BEGIN INFORMATION PROVIDED
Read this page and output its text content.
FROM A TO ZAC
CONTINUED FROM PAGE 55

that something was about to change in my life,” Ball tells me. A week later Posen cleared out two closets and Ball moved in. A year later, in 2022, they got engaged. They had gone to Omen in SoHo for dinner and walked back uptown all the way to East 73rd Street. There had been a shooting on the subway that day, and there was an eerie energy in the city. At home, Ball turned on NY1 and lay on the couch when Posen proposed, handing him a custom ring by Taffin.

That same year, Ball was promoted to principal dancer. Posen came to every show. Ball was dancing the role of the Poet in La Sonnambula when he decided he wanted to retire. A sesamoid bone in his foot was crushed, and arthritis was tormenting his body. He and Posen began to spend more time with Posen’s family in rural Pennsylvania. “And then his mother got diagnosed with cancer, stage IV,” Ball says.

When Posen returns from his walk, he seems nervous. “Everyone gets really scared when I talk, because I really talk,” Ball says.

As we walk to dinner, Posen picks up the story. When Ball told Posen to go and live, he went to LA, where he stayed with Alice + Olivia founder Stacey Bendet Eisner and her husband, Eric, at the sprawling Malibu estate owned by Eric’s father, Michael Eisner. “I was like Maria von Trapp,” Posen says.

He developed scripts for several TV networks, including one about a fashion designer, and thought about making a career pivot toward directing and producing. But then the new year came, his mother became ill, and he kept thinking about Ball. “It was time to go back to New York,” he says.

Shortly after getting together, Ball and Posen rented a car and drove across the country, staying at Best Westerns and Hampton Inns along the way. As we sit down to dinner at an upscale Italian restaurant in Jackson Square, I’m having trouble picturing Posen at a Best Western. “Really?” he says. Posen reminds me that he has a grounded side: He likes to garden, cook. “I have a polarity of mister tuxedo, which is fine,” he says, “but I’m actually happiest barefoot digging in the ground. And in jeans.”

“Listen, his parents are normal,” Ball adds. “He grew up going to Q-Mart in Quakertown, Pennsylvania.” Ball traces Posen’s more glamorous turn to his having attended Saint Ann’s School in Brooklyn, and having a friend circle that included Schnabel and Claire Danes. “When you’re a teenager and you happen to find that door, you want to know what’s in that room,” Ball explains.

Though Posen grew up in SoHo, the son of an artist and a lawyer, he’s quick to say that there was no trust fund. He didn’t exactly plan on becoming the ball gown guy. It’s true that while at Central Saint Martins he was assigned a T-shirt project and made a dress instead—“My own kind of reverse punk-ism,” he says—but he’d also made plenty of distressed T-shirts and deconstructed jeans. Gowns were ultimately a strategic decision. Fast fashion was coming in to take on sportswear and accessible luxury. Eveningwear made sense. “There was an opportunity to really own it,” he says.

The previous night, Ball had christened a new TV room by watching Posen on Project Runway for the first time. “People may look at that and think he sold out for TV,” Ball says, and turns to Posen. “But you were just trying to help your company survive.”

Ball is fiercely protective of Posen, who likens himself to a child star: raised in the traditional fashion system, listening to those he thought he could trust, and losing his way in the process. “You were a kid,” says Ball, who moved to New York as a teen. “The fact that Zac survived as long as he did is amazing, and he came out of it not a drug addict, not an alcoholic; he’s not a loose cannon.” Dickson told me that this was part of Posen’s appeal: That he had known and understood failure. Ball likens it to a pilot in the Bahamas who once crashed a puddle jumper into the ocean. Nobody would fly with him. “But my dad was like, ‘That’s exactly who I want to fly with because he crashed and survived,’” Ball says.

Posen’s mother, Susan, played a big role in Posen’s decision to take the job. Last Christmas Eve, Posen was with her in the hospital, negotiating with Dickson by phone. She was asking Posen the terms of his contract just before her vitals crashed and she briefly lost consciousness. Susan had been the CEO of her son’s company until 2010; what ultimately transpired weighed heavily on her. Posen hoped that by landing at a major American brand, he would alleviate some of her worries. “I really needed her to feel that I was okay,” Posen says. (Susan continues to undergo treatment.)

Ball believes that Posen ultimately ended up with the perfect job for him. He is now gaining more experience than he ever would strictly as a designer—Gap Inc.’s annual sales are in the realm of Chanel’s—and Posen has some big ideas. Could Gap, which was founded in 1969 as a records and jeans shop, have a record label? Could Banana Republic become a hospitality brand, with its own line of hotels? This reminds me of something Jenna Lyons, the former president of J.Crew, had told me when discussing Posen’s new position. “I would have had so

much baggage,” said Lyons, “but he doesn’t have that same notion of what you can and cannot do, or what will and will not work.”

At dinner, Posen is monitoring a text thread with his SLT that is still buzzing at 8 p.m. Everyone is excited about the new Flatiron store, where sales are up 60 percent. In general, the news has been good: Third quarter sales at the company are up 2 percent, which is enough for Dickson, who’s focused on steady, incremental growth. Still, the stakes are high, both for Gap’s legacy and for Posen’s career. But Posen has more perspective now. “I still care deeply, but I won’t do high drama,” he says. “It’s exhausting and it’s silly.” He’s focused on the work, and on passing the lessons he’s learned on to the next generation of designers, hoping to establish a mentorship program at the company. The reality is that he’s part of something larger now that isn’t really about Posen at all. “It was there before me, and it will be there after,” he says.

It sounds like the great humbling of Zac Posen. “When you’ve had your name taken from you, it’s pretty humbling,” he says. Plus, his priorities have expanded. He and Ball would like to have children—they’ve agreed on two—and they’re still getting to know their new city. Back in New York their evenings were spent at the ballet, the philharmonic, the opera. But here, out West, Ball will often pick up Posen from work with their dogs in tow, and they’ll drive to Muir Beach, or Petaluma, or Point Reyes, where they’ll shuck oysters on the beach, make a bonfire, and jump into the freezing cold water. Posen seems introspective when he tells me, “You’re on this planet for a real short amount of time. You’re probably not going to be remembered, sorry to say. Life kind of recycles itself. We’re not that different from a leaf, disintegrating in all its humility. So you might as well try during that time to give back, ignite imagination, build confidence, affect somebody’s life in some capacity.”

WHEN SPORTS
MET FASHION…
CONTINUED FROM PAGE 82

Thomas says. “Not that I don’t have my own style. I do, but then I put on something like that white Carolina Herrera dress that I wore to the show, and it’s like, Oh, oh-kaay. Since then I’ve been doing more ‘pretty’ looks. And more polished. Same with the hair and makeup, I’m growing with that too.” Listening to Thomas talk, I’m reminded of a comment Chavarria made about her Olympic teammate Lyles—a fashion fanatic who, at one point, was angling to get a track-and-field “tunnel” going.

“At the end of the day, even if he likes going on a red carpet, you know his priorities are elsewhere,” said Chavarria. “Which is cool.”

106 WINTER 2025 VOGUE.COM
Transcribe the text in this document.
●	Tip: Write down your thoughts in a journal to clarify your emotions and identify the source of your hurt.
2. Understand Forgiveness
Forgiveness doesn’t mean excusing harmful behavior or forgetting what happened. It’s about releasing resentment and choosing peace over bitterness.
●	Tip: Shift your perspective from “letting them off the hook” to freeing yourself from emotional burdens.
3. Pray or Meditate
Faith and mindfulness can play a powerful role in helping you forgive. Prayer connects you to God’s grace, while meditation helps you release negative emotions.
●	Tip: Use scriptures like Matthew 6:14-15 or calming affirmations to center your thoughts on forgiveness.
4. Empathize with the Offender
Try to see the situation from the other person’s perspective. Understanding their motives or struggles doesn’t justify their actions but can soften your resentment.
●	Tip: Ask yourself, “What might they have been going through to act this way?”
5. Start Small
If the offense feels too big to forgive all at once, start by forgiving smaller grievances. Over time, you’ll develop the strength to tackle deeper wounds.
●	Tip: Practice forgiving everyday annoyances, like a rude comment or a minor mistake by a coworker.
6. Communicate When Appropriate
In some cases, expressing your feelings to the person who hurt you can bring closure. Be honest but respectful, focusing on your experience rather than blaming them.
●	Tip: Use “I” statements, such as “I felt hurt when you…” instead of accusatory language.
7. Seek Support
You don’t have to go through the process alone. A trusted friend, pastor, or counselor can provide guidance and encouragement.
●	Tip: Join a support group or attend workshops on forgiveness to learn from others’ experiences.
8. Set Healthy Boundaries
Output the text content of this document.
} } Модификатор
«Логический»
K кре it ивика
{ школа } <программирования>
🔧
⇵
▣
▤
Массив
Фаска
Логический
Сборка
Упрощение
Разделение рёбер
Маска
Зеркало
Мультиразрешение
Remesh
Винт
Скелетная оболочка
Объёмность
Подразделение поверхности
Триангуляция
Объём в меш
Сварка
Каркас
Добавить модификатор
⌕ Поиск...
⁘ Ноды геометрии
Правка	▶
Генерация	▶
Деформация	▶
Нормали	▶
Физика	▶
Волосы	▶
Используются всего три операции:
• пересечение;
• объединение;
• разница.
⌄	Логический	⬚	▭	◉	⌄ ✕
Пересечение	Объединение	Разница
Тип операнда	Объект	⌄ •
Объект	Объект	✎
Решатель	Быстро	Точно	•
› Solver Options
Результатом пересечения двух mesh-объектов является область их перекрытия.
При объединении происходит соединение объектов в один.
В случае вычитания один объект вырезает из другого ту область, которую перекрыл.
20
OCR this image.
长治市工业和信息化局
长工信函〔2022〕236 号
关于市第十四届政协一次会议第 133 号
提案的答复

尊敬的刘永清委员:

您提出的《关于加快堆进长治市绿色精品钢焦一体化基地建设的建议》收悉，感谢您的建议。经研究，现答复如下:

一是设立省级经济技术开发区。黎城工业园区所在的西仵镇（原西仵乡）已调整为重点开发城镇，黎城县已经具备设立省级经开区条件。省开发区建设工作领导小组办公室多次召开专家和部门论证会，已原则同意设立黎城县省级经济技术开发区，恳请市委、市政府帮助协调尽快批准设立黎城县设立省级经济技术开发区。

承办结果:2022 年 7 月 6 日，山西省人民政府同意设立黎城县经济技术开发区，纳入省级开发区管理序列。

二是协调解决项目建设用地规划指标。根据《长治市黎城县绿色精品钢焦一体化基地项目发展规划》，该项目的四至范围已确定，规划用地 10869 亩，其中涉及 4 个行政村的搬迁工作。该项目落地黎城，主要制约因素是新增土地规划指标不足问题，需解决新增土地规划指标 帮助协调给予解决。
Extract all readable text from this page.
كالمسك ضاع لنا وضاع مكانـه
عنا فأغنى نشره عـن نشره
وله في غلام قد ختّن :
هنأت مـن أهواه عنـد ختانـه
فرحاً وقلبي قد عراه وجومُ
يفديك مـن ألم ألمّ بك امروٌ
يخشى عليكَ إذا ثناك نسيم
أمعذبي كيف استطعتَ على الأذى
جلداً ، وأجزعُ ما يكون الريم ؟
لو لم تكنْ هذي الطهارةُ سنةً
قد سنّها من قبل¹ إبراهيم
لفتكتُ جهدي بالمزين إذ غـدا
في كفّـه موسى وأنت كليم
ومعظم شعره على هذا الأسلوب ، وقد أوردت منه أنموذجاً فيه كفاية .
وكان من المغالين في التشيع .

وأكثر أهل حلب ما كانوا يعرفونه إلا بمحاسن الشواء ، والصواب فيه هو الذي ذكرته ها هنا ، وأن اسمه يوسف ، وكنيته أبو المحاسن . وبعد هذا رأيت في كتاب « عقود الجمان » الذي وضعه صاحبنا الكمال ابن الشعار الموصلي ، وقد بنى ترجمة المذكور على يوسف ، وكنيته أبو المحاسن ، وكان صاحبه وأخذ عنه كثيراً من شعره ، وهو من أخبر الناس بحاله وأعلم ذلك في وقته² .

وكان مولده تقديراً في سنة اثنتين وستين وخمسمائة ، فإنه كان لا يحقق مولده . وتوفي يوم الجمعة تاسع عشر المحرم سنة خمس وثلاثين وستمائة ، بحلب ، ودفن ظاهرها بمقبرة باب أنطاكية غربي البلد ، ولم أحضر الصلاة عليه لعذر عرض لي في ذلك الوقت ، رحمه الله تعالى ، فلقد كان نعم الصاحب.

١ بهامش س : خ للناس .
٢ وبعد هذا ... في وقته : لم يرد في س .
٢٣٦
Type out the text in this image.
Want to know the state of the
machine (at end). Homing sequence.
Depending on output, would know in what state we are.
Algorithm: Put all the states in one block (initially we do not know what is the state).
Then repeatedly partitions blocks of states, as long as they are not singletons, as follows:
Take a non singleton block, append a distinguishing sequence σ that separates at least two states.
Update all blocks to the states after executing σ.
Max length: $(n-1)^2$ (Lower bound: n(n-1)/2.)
END INFORMATION PROVIDED
* [TASK TO CARRY OUT]
Identify the lines of the entries containing the string "content". Copy each such line.

* [WRITTEN SOLUTION]
Read this page and output its text content.
Output the text content of this document.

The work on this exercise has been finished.